Box coordinate listings:
────────────────────
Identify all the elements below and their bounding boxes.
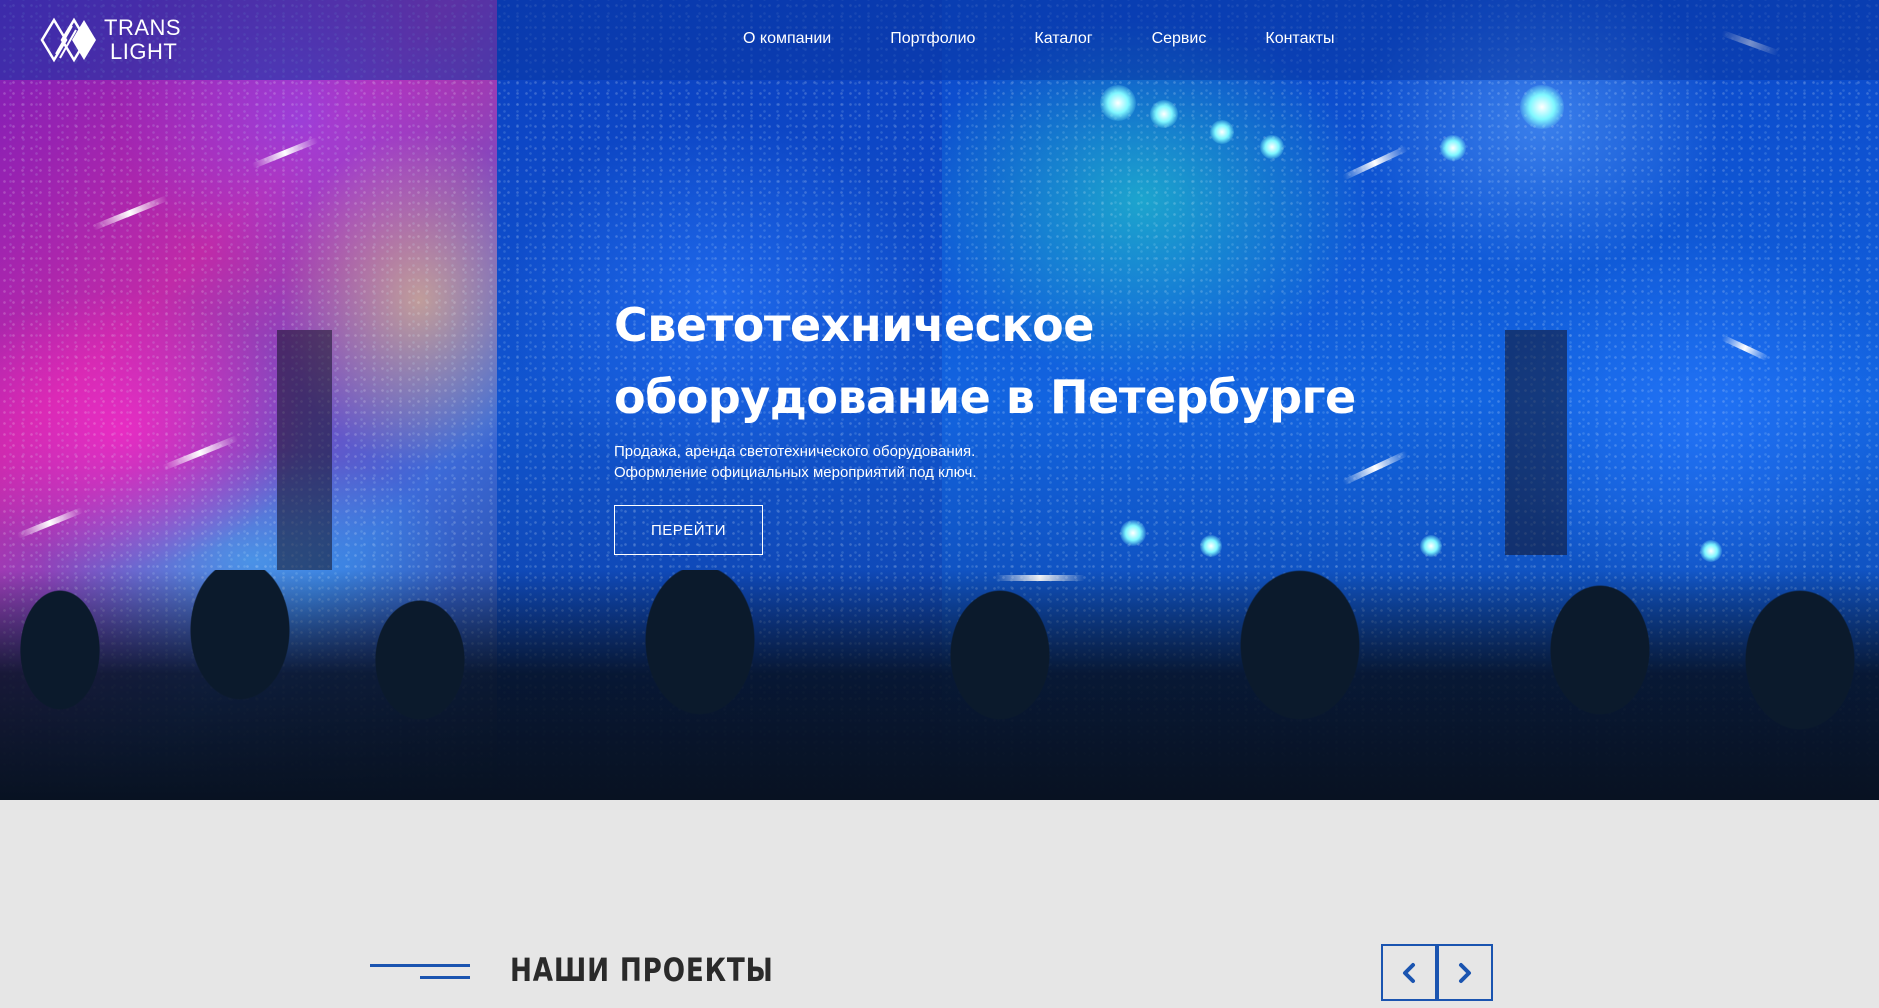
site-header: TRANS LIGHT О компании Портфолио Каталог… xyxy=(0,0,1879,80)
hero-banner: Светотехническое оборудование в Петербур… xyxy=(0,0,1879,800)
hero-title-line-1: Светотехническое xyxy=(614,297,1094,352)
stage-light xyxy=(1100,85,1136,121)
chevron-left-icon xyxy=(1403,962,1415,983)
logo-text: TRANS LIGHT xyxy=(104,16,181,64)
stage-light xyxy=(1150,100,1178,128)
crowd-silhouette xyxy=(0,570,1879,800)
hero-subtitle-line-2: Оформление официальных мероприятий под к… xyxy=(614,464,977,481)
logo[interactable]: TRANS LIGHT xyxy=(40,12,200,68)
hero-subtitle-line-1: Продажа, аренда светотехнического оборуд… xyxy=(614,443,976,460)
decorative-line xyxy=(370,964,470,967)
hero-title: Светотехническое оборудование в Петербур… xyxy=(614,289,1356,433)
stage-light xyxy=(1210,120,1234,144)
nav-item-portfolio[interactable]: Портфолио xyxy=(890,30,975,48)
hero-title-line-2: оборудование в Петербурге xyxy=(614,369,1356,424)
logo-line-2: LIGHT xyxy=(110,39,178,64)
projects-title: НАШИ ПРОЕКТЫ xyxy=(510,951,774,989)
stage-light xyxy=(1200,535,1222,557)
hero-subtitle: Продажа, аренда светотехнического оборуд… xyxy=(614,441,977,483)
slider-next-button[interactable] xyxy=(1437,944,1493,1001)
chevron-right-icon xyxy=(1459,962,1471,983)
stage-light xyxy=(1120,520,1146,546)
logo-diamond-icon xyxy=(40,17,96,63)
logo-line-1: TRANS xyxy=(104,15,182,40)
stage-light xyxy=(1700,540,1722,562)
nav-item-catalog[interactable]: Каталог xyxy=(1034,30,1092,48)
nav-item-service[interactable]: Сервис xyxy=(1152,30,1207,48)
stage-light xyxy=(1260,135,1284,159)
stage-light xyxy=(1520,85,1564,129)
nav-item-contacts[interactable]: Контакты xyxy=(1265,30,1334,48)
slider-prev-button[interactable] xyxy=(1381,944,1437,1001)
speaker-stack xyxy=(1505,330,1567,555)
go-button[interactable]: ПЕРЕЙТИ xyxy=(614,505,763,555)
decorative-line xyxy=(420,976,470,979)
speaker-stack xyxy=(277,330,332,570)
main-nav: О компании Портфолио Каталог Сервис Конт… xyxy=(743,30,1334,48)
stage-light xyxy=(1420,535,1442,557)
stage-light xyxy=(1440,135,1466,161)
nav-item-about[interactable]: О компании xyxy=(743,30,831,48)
────────────────────
Format the entries from the line containing "site-header: TRANS LIGHT" to the line containing "logo[interactable]: TRANS LIGHT", both included, as a Markdown table with the columns Row and Line. Leave out any blank lines.

TASK SOLUTION
| Row | Line |
|---|---|
| 1 | site-header: TRANS LIGHT О компании Портфолио Каталог… xyxy=(0,0,1879,80) |
| 2 | hero-banner: Светотехническое оборудование в Петербур… xyxy=(0,0,1879,800) |
| 3 | hero-title-line-1: Светотехническое xyxy=(614,297,1094,352) |
| 4 | stage-light xyxy=(1100,85,1136,121) |
| 5 | chevron-left-icon xyxy=(1403,962,1415,983) |
| 6 | logo-text: TRANS LIGHT xyxy=(104,16,181,64) |
| 7 | stage-light xyxy=(1150,100,1178,128) |
| 8 | crowd-silhouette xyxy=(0,570,1879,800) |
| 9 | hero-subtitle-line-2: Оформление официальных мероприятий под к… xyxy=(614,464,977,481) |
| 10 | logo[interactable]: TRANS LIGHT xyxy=(40,12,200,68) |